- **GOAL**
Pictures stay out; everything else in the records below is copied exactly.

**** STORED DATA

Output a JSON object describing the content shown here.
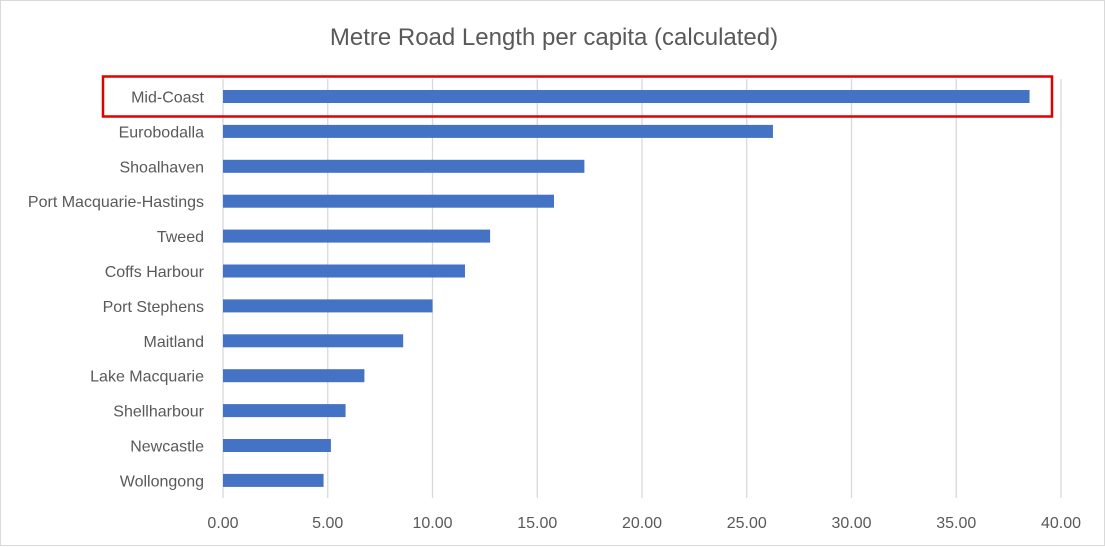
{
  "chart_data": {
    "type": "bar",
    "orientation": "horizontal",
    "title": "Metre Road Length per capita (calculated)",
    "xlabel": "",
    "ylabel": "",
    "categories": [
      "Mid-Coast",
      "Eurobodalla",
      "Shoalhaven",
      "Port Macquarie-Hastings",
      "Tweed",
      "Coffs Harbour",
      "Port Stephens",
      "Maitland",
      "Lake Macquarie",
      "Shellharbour",
      "Newcastle",
      "Wollongong"
    ],
    "values": [
      38.5,
      26.25,
      17.25,
      15.8,
      12.75,
      11.55,
      10.0,
      8.6,
      6.75,
      5.85,
      5.15,
      4.8
    ],
    "xlim": [
      0,
      40
    ],
    "ticks": [
      "0.00",
      "5.00",
      "10.00",
      "15.00",
      "20.00",
      "25.00",
      "30.00",
      "35.00",
      "40.00"
    ],
    "grid": "vertical",
    "legend": "none",
    "highlighted_category": "Mid-Coast",
    "bar_color": "#4472c4",
    "grid_color": "#d9d9d9",
    "highlight_color": "#e00000"
  }
}
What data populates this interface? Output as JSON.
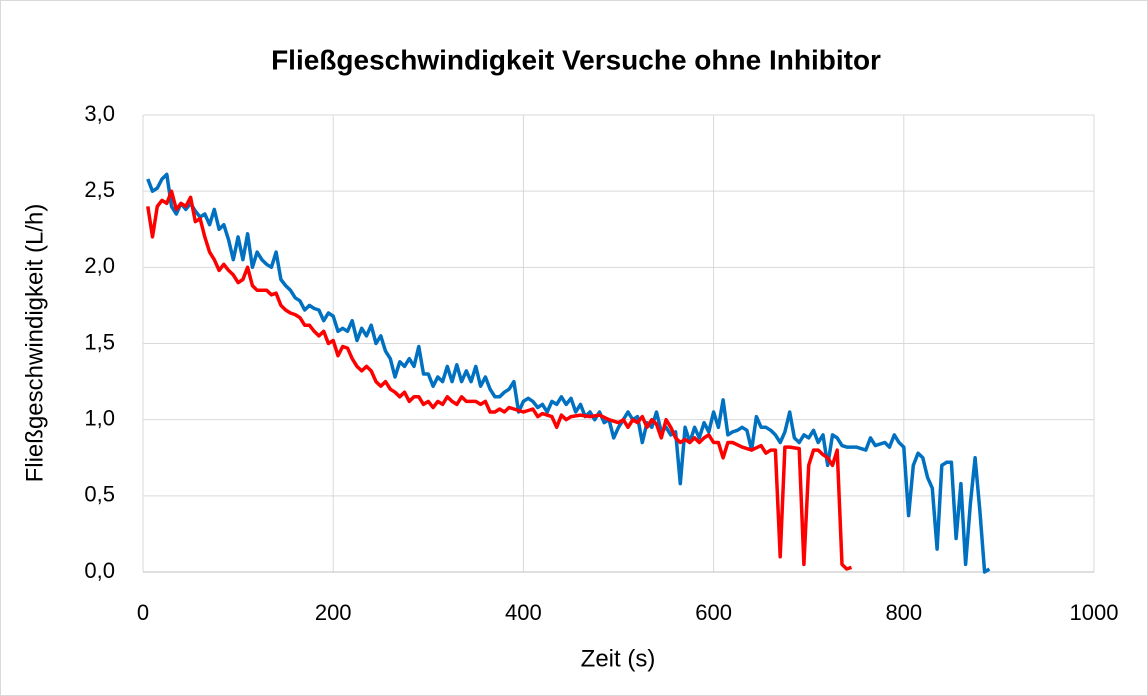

********

- **OUTPUT FOR THIS EXERCISE**
Output a JSON object describing the content shown here.
{
  "chart_data": {
    "type": "bar",
    "orientation": "horizontal",
    "title": "Metre Road Length per capita (calculated)",
    "xlabel": "",
    "ylabel": "",
    "categories": [
      "Mid-Coast",
      "Eurobodalla",
      "Shoalhaven",
      "Port Macquarie-Hastings",
      "Tweed",
      "Coffs Harbour",
      "Port Stephens",
      "Maitland",
      "Lake Macquarie",
      "Shellharbour",
      "Newcastle",
      "Wollongong"
    ],
    "values": [
      38.5,
      26.25,
      17.25,
      15.8,
      12.75,
      11.55,
      10.0,
      8.6,
      6.75,
      5.85,
      5.15,
      4.8
    ],
    "xlim": [
      0,
      40
    ],
    "ticks": [
      "0.00",
      "5.00",
      "10.00",
      "15.00",
      "20.00",
      "25.00",
      "30.00",
      "35.00",
      "40.00"
    ],
    "grid": "vertical",
    "legend": "none",
    "highlighted_category": "Mid-Coast",
    "bar_color": "#4472c4",
    "grid_color": "#d9d9d9",
    "highlight_color": "#e00000"
  }
}
What data populates this interface? Output as JSON.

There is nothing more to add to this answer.